▸ **Extrait fourni**
'''

La catastrophe de Three Mile Island, le 28 avril 1979

Nous rentrons dans une période coincée par deux tristes anniversaires : celle de la catastrophe de Tchernobyl, le 28 avril, et celle de la catastrophe de Three Mile Island, le 28 mars. Cette dernière catastrophe est peu connue, ce qui est bien entendu fort dommage, car il s’agit de la troisième grande catastrophe avec Tchernobyl et Fukushima, et un sérieux avertissement sur le danger énorme des centrales nucléaires.

En plus, pour comprendre l’ampleur de Fukushima justement, on compare la catastrophe japonaise à celle de Three Mile Island et à celle de Tchernobyl… Tout au moins au début, car désormais on sait que Fukushima est d’une dimension très proche de celle de Tchernobyl.

'''

▸ **Enregistrements affichés**
'''

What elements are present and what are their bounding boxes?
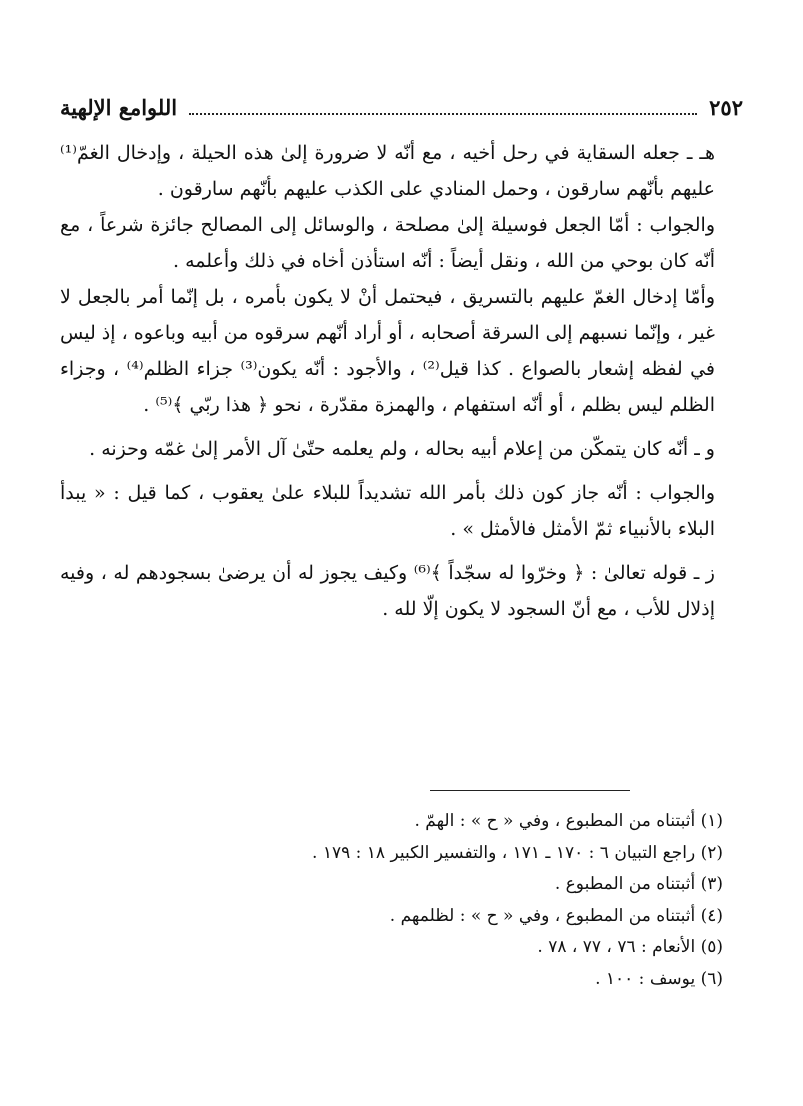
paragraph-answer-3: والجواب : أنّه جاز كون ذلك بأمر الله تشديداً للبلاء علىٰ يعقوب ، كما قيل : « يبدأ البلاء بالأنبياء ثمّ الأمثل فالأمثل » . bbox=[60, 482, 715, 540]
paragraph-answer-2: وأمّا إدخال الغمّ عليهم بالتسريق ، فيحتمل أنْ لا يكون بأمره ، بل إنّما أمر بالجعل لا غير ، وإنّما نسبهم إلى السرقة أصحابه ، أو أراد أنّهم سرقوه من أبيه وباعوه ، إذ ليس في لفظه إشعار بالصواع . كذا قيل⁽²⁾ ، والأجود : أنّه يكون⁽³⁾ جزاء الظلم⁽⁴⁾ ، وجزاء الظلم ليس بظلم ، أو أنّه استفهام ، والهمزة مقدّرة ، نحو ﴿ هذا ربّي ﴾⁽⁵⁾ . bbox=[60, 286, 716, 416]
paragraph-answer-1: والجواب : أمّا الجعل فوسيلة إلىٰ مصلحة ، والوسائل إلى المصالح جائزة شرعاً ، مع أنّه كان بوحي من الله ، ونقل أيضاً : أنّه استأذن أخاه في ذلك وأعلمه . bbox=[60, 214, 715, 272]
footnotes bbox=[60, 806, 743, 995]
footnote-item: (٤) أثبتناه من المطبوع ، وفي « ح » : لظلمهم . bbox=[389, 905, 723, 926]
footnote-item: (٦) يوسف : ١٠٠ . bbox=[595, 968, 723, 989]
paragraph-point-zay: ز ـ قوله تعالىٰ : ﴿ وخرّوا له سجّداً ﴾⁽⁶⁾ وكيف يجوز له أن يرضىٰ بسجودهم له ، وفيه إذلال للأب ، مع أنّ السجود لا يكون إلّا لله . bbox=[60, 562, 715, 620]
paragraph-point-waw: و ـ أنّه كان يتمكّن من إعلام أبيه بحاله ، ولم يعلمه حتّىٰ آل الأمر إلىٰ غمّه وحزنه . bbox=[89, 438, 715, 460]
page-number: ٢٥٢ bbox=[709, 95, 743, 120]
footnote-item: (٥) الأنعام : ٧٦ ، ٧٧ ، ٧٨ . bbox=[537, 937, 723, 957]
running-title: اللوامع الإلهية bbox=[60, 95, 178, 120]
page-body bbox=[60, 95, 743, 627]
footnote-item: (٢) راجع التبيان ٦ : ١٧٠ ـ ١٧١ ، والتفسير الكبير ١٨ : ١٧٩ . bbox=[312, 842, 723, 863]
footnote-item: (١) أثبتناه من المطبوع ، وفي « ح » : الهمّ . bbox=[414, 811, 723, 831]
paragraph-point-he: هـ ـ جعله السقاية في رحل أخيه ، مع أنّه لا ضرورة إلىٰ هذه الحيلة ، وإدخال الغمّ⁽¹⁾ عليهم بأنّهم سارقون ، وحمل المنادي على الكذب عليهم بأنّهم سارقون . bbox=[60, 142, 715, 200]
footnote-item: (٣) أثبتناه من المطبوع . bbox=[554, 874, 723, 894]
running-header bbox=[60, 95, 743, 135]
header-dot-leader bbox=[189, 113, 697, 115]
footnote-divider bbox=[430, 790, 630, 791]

'''

▸ **Consignes**
1. D'après le texte sur la catastrophe de Three Mile Island, que sait-on désormais de la dimension de Fukushima ?
2. Poursuivez le texte sur la catastrophe de Three Mile Island à partir de sa dernière phrase.

▸ **Réponses par consigne**
1. On sait qu'elle est très proche de celle de Tchernobyl.

2.
Au début de la catastrophe de Fukushima, on avait donc pourtant tout de suite pensé à un incident de type Three Mile Island. En effet, à Three Mile Island, on a également eu droit à un problème de refroidissement du coeur.

La centrale de Three Mile Island a été ouverte en 1974 ; elle est située à une quinzaine de kilomètres de Harrisburg, en Pennylvanie, au nord-ouest des Etats-Unis, voici une photo de l’installation.

On trouve à Three Mile Island deux réacteurs nucléaires, TMI-1 (à partir d’avril 1974) et TMI-2 (à partir de février 1978), situés dans les petits dômes, et quatre tours de réfrigération.

L’accident du 28 avril 1979 s’est déroulé de la manière suivante : les pompes d’alimentation en eau sont tombées en panne et le coeur n’a plus été refroidi, alors que le réacteur tournait à 97% de ses capacités. Les pompes auxiliaires qui devaient relancer l’eau avaient été stoppées pour des exercices de routine…

On a ici un schéma proche de ce qui s’est passé à Fukushima. Ce qui s’est alors passé à Three Mile Island est qu’une vanne de décharge du pressuriseur est restée bloquée en position ouverte, au lieu de se refermer après avoir évacué une partie de la pression.

Mais cela, les opérateurs ne le savaient pas car le voyant indiquait qu’il s’était refermé, et ils ne pouvaient pas vérifier par eux-mêmes !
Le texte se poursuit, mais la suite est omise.